### [Instruction]
Find the lines with "пенсионеров" in them and copy them out.

### [Data rows]
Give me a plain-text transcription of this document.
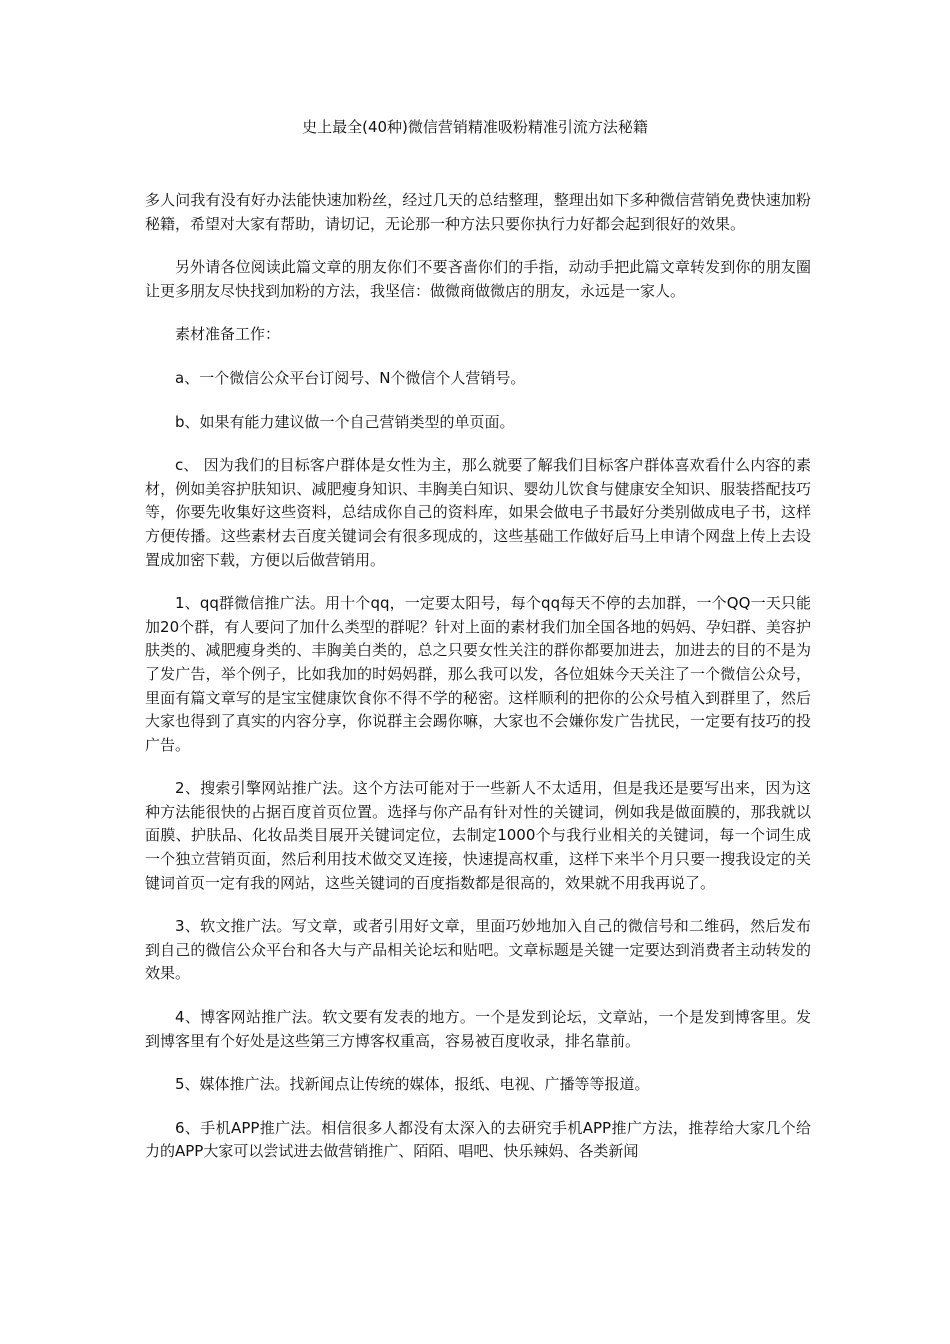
史上最全(40种)微信营销精准吸粉精准引流方法秘籍

多人问我有没有好办法能快速加粉丝，经过几天的总结整理，整理出如下多种微信营销免费快速加粉秘籍，希望对大家有帮助，请切记，无论那一种方法只要你执行力好都会起到很好的效果。

另外请各位阅读此篇文章的朋友你们不要吝啬你们的手指，动动手把此篇文章转发到你的朋友圈让更多朋友尽快找到加粉的方法，我坚信：做微商做微店的朋友，永远是一家人。

素材准备工作：

a、一个微信公众平台订阅号、N个微信个人营销号。

b、如果有能力建议做一个自己营销类型的单页面。

c、 因为我们的目标客户群体是女性为主，那么就要了解我们目标客户群体喜欢看什么内容的素材，例如美容护肤知识、减肥瘦身知识、丰胸美白知识、婴幼儿饮食与健康安全知识、服装搭配技巧等，你要先收集好这些资料，总结成你自己的资料库，如果会做电子书最好分类别做成电子书，这样方便传播。这些素材去百度关键词会有很多现成的，这些基础工作做好后马上申请个网盘上传上去设置成加密下载，方便以后做营销用。

1、qq群微信推广法。用十个qq，一定要太阳号，每个qq每天不停的去加群，一个QQ一天只能加20个群，有人要问了加什么类型的群呢？针对上面的素材我们加全国各地的妈妈、孕妇群、美容护肤类的、减肥瘦身类的、丰胸美白类的，总之只要女性关注的群你都要加进去，加进去的目的不是为了发广告，举个例子，比如我加的时妈妈群，那么我可以发，各位姐妹今天关注了一个微信公众号，里面有篇文章写的是宝宝健康饮食你不得不学的秘密。这样顺利的把你的公众号植入到群里了，然后大家也得到了真实的内容分享，你说群主会踢你嘛，大家也不会嫌你发广告扰民，一定要有技巧的投广告。

2、搜索引擎网站推广法。这个方法可能对于一些新人不太适用，但是我还是要写出来，因为这种方法能很快的占据百度首页位置。选择与你产品有针对性的关键词，例如我是做面膜的，那我就以面膜、护肤品、化妆品类目展开关键词定位，去制定1000个与我行业相关的关键词，每一个词生成一个独立营销页面，然后利用技术做交叉连接，快速提高权重，这样下来半个月只要一搜我设定的关键词首页一定有我的网站，这些关键词的百度指数都是很高的，效果就不用我再说了。

3、软文推广法。写文章，或者引用好文章，里面巧妙地加入自己的微信号和二维码，然后发布到自己的微信公众平台和各大与产品相关论坛和贴吧。文章标题是关键一定要达到消费者主动转发的效果。

4、博客网站推广法。软文要有发表的地方。一个是发到论坛，文章站，一个是发到博客里。发到博客里有个好处是这些第三方博客权重高，容易被百度收录，排名靠前。

5、媒体推广法。找新闻点让传统的媒体，报纸、电视、广播等等报道。

6、手机APP推广法。相信很多人都没有太深入的去研究手机APP推广方法，推荐给大家几个给力的APP大家可以尝试进去做营销推广、陌陌、唱吧、快乐辣妈、各类新闻
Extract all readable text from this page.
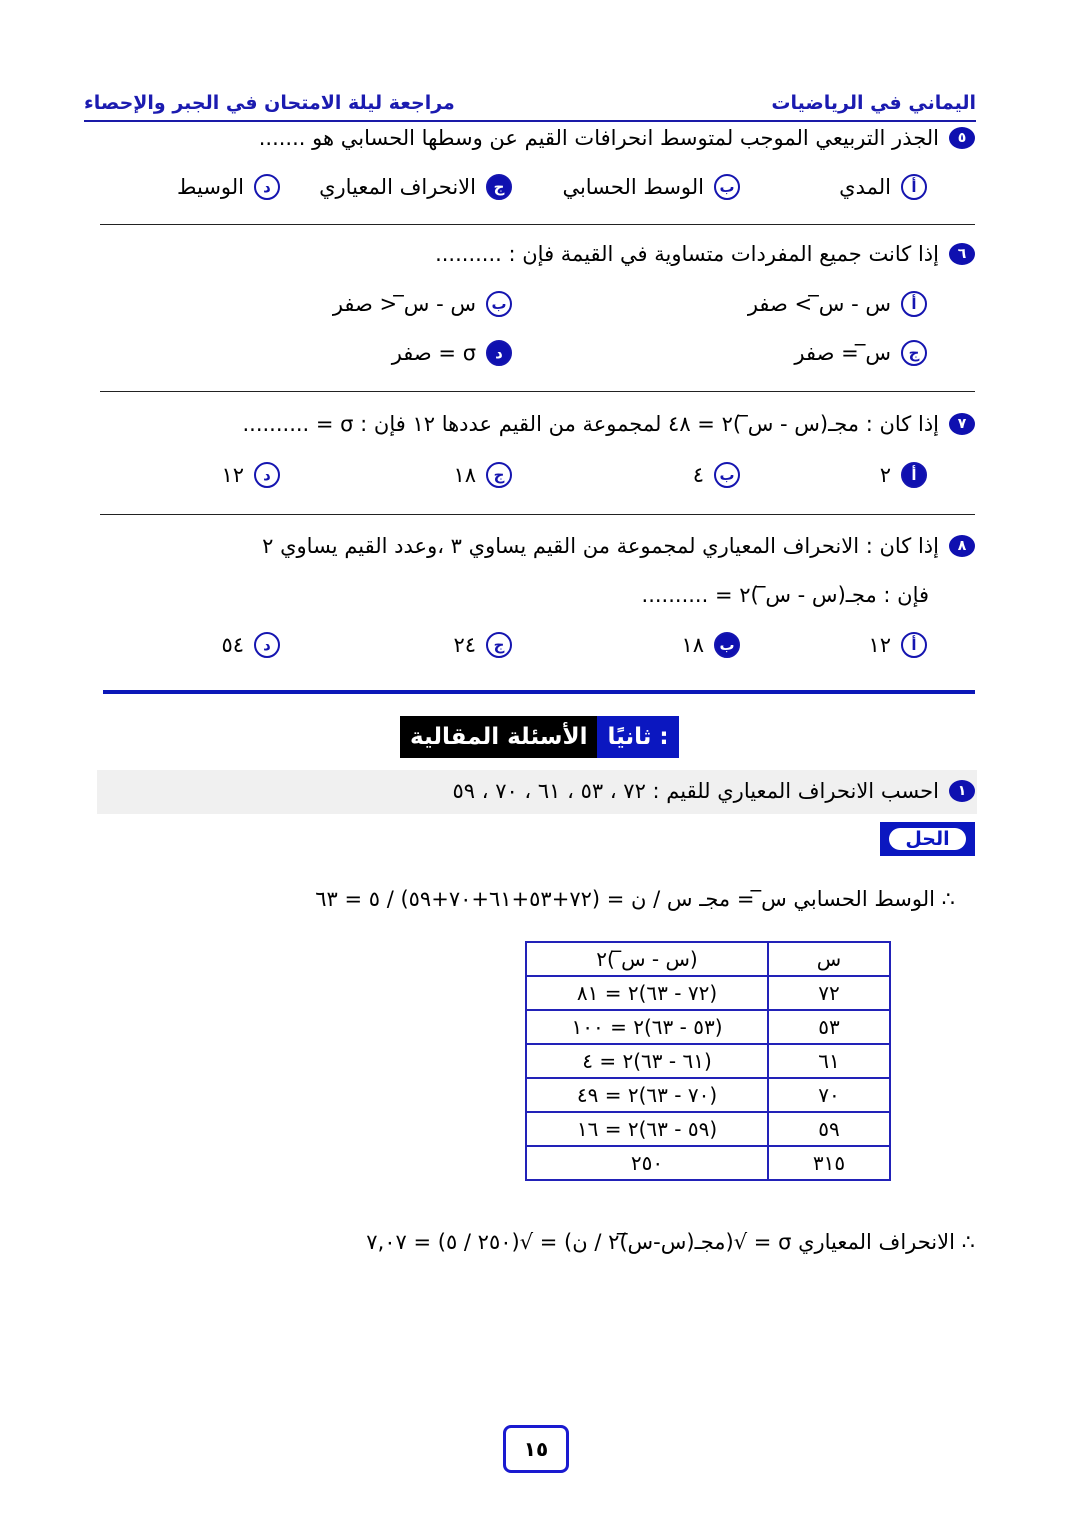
اليماني في الرياضيات
مراجعة ليلة الامتحان في الجبر والإحصاء
٥
الجذر التربيعي الموجب لمتوسط انحرافات القيم عن وسطها الحسابي هو .......
أ
المدي
ب
الوسط الحسابي
ج
الانحراف المعياري
د
الوسيط
٦
إذا كانت جميع المفردات متساوية في القيمة فإن : ..........
أ
س - س̅ > صفر
ب
س - س̅ < صفر
ج
س̅ = صفر
د
σ = صفر
٧
إذا كان : مجـ(س - س̅ )٢ = ٤٨ لمجموعة من القيم عددها ١٢ فإن : σ = ..........
أ
٢
ب
٤
ج
١٨
د
١٢
٨
إذا كان : الانحراف المعياري لمجموعة من القيم يساوي ٣ ،وعدد القيم يساوي ٢
فإن : مجـ(س - س̅ )٢ = ..........
أ
١٢
ب
١٨
ج
٢٤
د
٥٤
الأسئلة المقالية ثانيًا :
١
احسب الانحراف المعياري للقيم : ٧٢ ، ٥٣ ، ٦١ ، ٧٠ ، ٥٩
الحل
∴ الوسط الحسابي س̅ = مجـ س / ن = (٧٢+٥٣+٦١+٧٠+٥٩) / ٥ = ٦٣
س	(س - س̅ )٢
٧٢	(٧٢ - ٦٣)٢ = ٨١
٥٣	(٥٣ - ٦٣)٢ = ١٠٠
٦١	(٦١ - ٦٣)٢ = ٤
٧٠	(٧٠ - ٦٣)٢ = ٤٩
٥٩	(٥٩ - ٦٣)٢ = ١٦
٣١٥	٢٥٠
∴ الانحراف المعياري σ = √(مجـ(س-س̅)٢ / ن) = √(٢٥٠ / ٥) = ٧,٠٧
١٥
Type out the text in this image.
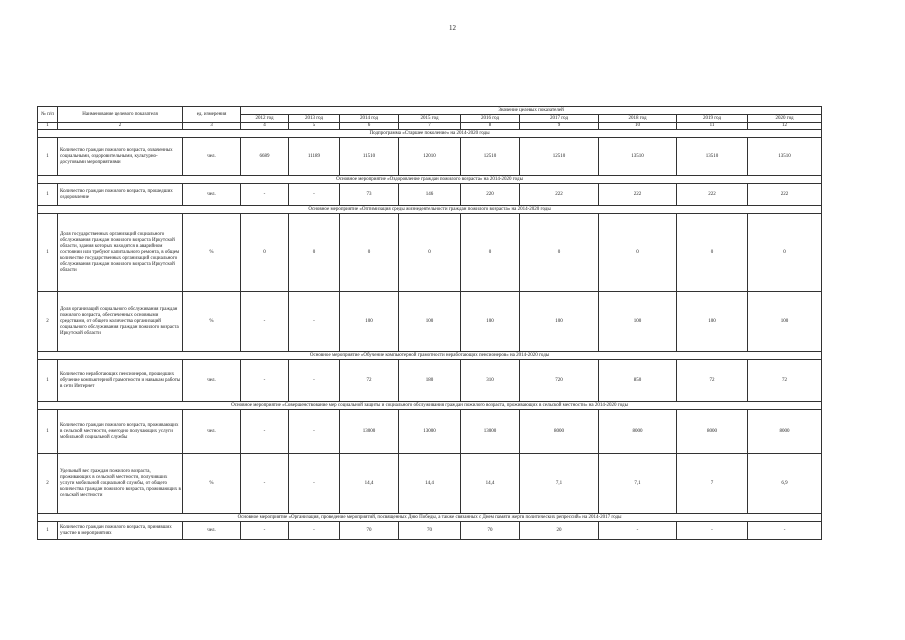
12
№ п/п	Наименование целевого показателя	ед. измерения	Значение целевых показателей								
			2012 год	2013 год	2014 год	2015 год	2016 год	2017 год	2018 год	2019 год	2020 год
1	2	3	4	5	6	7	8	9	10	11	12
Подпрограмма «Старшее поколение» на 2014-2020 годы											
1	Количество граждан пожилого возраста, охваченных социальными, оздоровительными, культурно-досуговыми мероприятиями	чел.	6689	11189	11510	12010	12510	12510	13510	13510	13510
Основное мероприятие «Оздоровление граждан пожилого возраста» на 2014-2020 годы											
1	Количество граждан пожилого возраста, прошедших оздоровление	чел.	-	-	73	146	220	222	222	222	222
Основное мероприятие «Оптимизация среды жизнедеятельности граждан пожилого возраста» на 2014-2020 годы											
1	Доля государственных организаций социального обслуживания граждан пожилого возраста Иркутской области, здания которых находятся в аварийном состоянии или требуют капитального ремонта, в общем количестве государственных организаций социального обслуживания граждан пожилого возраста Иркутской области	%	0	0	0	0	0	0	0	0	0
2	Доля организаций социального обслуживания граждан пожилого возраста, обеспеченных основными средствами, от общего количества организаций социального обслуживания граждан пожилого возраста Иркутской области	%	-	-	100	100	100	100	100	100	100
Основное мероприятие «Обучение компьютерной грамотности неработающих пенсионеров» на 2014-2020 годы											
1	Количество неработающих пенсионеров, прошедших обучение компьютерной грамотности и навыкам работы в сети Интернет	чел.	-	-	72	180	310	720	850	72	72
Основное мероприятие «Совершенствование мер социальной защиты и социального обслуживания граждан пожилого возраста, проживающих в сельской местности» на 2014-2020 годы											
1	Количество граждан пожилого возраста, проживающих в сельской местности, ежегодно получающих услуги мобильной социальной службы	чел.	-	-	13000	13000	13000	8000	8000	8000	8000
2	Удельный вес граждан пожилого возраста, проживающих в сельской местности, получивших услуги мобильной социальной службы, от общего количества граждан пожилого возраста, проживающих в сельской местности	%	-	-	14,4	14,4	14,4	7,1	7,1	7	6,9
Основное мероприятие «Организация, проведение мероприятий, посвященных Дню Победы, а также связанных с Днем памяти жертв политических репрессий» на 2014-2017 годы											
1	Количество граждан пожилого возраста, принявших участие в мероприятиях	чел.	-	-	70	70	70	20	-	-	-
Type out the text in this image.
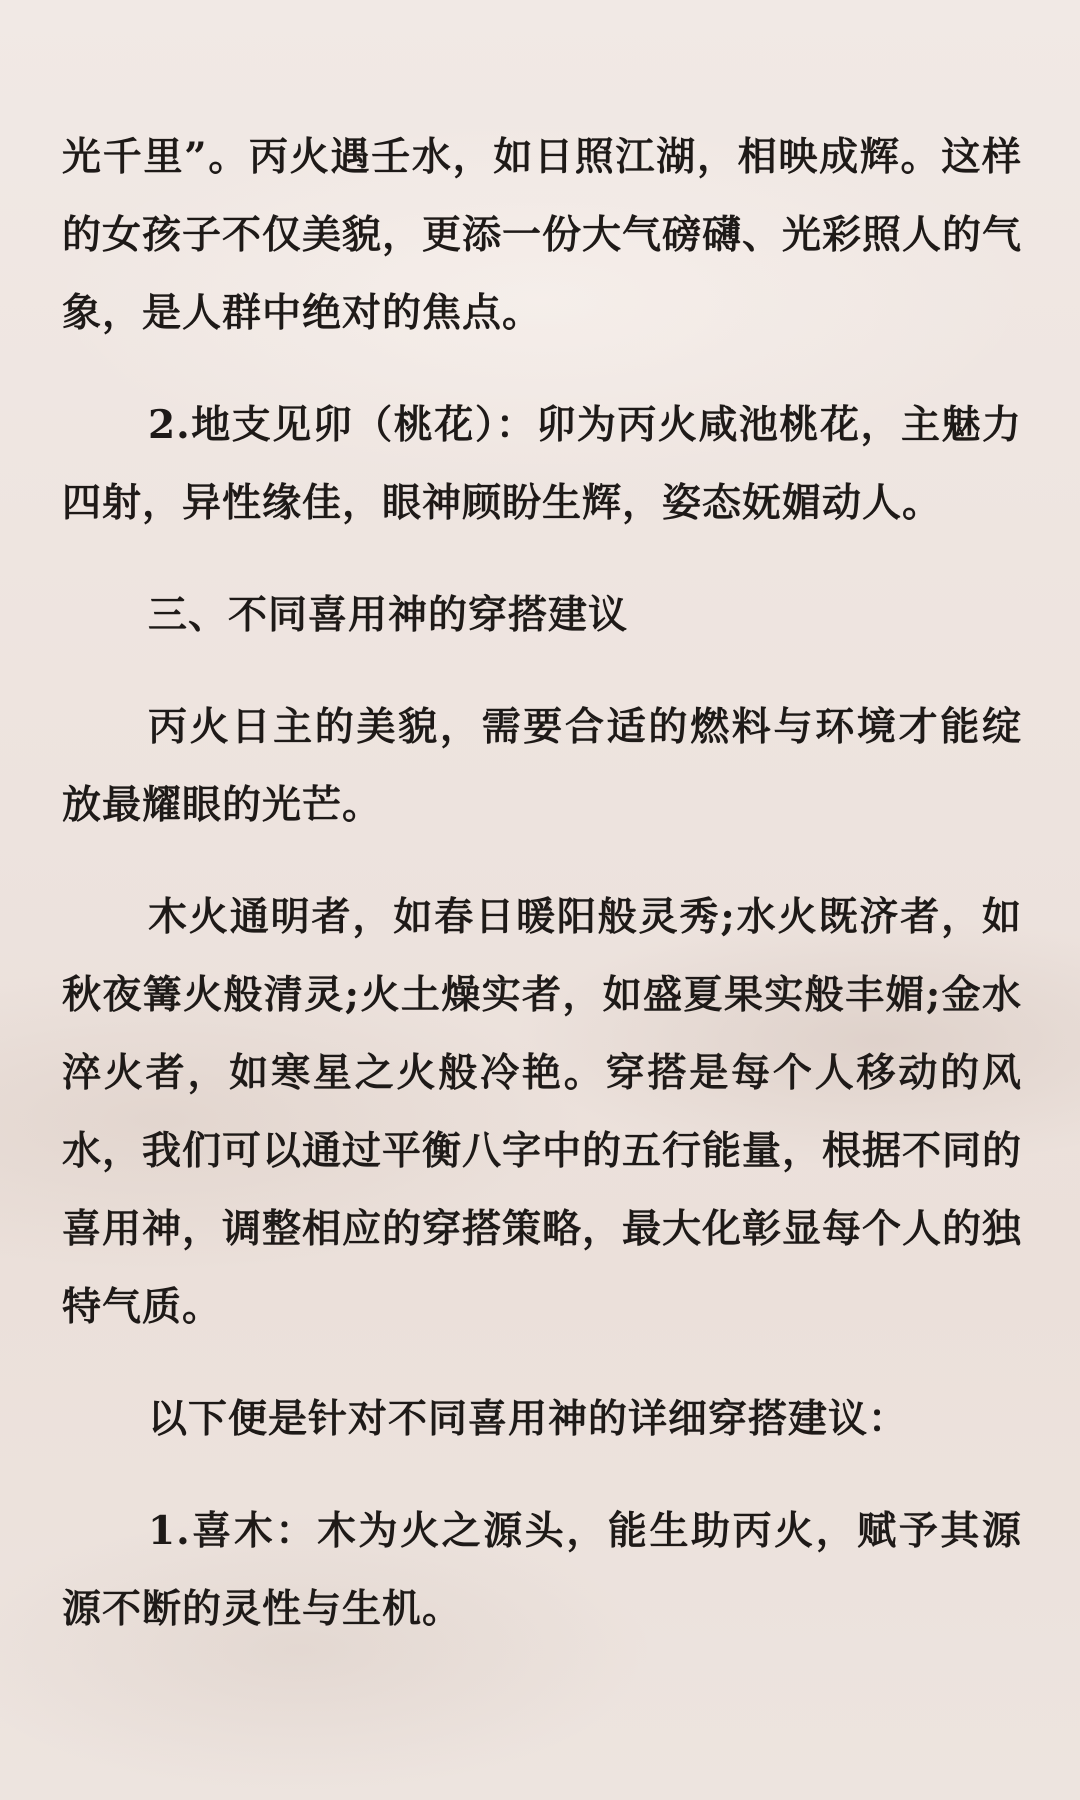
光千里”。丙火遇壬水，如日照江湖，相映成辉。这样的女孩子不仅美貌，更添一份大气磅礴、光彩照人的气象，是人群中绝对的焦点。

2.地支见卯（桃花）：卯为丙火咸池桃花，主魅力四射，异性缘佳，眼神顾盼生辉，姿态妩媚动人。

三、不同喜用神的穿搭建议

丙火日主的美貌，需要合适的燃料与环境才能绽放最耀眼的光芒。

木火通明者，如春日暖阳般灵秀;水火既济者，如秋夜篝火般清灵;火土燥实者，如盛夏果实般丰媚;金水淬火者，如寒星之火般冷艳。穿搭是每个人移动的风水，我们可以通过平衡八字中的五行能量，根据不同的喜用神，调整相应的穿搭策略，最大化彰显每个人的独特气质。

以下便是针对不同喜用神的详细穿搭建议：

1.喜木：木为火之源头，能生助丙火，赋予其源源不断的灵性与生机。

### [Written response]
Основное мероприятие «Обучение компьютерной грамотности неработающих пенсионеров» на 2014-2020 годы											
1	Количество неработающих пенсионеров, прошедших обучение компьютерной грамотности и навыкам работы в сети Интернет	чел.	-	-	72	180	310	720	850	72	72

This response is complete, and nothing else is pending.